• Requirement: Every record must be repeated exactly, with no omission.

• Data for this task:

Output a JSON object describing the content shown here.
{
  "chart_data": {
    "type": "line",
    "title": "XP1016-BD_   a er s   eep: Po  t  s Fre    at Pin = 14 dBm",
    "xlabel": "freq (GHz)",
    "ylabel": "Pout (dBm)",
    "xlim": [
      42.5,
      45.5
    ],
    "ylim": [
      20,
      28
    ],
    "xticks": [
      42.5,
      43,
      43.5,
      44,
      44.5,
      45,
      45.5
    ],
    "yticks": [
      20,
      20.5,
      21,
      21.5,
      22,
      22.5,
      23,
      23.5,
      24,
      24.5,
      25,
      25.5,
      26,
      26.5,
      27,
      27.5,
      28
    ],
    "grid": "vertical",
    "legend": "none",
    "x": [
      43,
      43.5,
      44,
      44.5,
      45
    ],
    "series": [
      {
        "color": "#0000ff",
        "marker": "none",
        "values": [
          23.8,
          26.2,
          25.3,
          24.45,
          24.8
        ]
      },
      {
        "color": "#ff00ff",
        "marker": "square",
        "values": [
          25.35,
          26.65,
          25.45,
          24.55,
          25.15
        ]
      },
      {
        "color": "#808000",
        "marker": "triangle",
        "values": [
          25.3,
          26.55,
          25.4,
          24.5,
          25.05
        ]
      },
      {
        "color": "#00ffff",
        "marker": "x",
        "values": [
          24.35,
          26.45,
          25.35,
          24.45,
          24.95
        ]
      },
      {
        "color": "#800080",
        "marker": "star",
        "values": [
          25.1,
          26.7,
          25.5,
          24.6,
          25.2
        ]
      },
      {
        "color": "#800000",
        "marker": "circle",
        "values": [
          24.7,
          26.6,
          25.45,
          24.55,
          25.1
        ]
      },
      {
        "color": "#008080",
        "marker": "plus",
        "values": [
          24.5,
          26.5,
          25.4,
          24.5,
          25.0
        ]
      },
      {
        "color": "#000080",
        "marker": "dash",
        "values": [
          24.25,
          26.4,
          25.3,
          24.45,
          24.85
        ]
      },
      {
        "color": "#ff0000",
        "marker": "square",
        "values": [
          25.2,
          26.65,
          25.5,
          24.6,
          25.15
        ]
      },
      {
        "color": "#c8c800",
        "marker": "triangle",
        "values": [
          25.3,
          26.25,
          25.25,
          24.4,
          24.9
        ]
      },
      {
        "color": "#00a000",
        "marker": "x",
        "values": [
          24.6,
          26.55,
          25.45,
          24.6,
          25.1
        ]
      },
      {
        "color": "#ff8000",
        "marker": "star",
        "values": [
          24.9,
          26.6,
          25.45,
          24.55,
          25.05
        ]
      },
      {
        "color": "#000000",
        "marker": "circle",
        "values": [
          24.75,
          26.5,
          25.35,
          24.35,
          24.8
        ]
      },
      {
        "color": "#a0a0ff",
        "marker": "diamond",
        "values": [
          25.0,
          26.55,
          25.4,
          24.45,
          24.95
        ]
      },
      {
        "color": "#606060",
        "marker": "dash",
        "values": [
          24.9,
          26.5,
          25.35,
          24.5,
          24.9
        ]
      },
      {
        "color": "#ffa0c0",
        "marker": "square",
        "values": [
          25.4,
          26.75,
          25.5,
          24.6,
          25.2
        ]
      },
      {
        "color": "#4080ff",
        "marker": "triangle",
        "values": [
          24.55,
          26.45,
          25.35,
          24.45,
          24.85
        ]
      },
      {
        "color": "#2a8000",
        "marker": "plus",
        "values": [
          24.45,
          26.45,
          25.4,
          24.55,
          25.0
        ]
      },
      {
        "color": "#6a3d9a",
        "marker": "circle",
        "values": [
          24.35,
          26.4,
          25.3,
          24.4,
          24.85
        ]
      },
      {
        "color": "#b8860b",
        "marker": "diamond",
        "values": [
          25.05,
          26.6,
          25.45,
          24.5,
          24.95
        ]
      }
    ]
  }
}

• Response to the task:
Output a JSON object describing the content shown here.
{
  "chart_data": {
    "type": "line",
    "title": "XP1016-BD_   a er s   eep: Po  t  s Fre    at Pin = 14 dBm",
    "xlabel": "freq (GHz)",
    "ylabel": "Pout (dBm)",
    "xlim": [
      42.5,
      45.5
    ],
    "ylim": [
      20,
      28
    ],
    "xticks": [
      42.5,
      43,
      43.5,
      44,
      44.5,
      45,
      45.5
    ],
    "yticks": [
      20,
      20.5,
      21,
      21.5,
      22,
      22.5,
      23,
      23.5,
      24,
      24.5,
      25,
      25.5,
      26,
      26.5,
      27,
      27.5,
      28
    ],
    "grid": "vertical",
    "legend": "none",
    "x": [
      43,
      43.5,
      44,
      44.5,
      45
    ],
    "series": [
      {
        "color": "#0000ff",
        "marker": "none",
        "values": [
          23.8,
          26.2,
          25.3,
          24.45,
          24.8
        ]
      },
      {
        "color": "#ff00ff",
        "marker": "square",
        "values": [
          25.35,
          26.65,
          25.45,
          24.55,
          25.15
        ]
      },
      {
        "color": "#808000",
        "marker": "triangle",
        "values": [
          25.3,
          26.55,
          25.4,
          24.5,
          25.05
        ]
      },
      {
        "color": "#00ffff",
        "marker": "x",
        "values": [
          24.35,
          26.45,
          25.35,
          24.45,
          24.95
        ]
      },
      {
        "color": "#800080",
        "marker": "star",
        "values": [
          25.1,
          26.7,
          25.5,
          24.6,
          25.2
        ]
      },
      {
        "color": "#800000",
        "marker": "circle",
        "values": [
          24.7,
          26.6,
          25.45,
          24.55,
          25.1
        ]
      },
      {
        "color": "#008080",
        "marker": "plus",
        "values": [
          24.5,
          26.5,
          25.4,
          24.5,
          25.0
        ]
      },
      {
        "color": "#000080",
        "marker": "dash",
        "values": [
          24.25,
          26.4,
          25.3,
          24.45,
          24.85
        ]
      },
      {
        "color": "#ff0000",
        "marker": "square",
        "values": [
          25.2,
          26.65,
          25.5,
          24.6,
          25.15
        ]
      },
      {
        "color": "#c8c800",
        "marker": "triangle",
        "values": [
          25.3,
          26.25,
          25.25,
          24.4,
          24.9
        ]
      },
      {
        "color": "#00a000",
        "marker": "x",
        "values": [
          24.6,
          26.55,
          25.45,
          24.6,
          25.1
        ]
      },
      {
        "color": "#ff8000",
        "marker": "star",
        "values": [
          24.9,
          26.6,
          25.45,
          24.55,
          25.05
        ]
      },
      {
        "color": "#000000",
        "marker": "circle",
        "values": [
          24.75,
          26.5,
          25.35,
          24.35,
          24.8
        ]
      },
      {
        "color": "#a0a0ff",
        "marker": "diamond",
        "values": [
          25.0,
          26.55,
          25.4,
          24.45,
          24.95
        ]
      },
      {
        "color": "#606060",
        "marker": "dash",
        "values": [
          24.9,
          26.5,
          25.35,
          24.5,
          24.9
        ]
      },
      {
        "color": "#ffa0c0",
        "marker": "square",
        "values": [
          25.4,
          26.75,
          25.5,
          24.6,
          25.2
        ]
      },
      {
        "color": "#4080ff",
        "marker": "triangle",
        "values": [
          24.55,
          26.45,
          25.35,
          24.45,
          24.85
        ]
      },
      {
        "color": "#2a8000",
        "marker": "plus",
        "values": [
          24.45,
          26.45,
          25.4,
          24.55,
          25.0
        ]
      },
      {
        "color": "#6a3d9a",
        "marker": "circle",
        "values": [
          24.35,
          26.4,
          25.3,
          24.4,
          24.85
        ]
      },
      {
        "color": "#b8860b",
        "marker": "diamond",
        "values": [
          25.05,
          26.6,
          25.45,
          24.5,
          24.95
        ]
      }
    ]
  }
}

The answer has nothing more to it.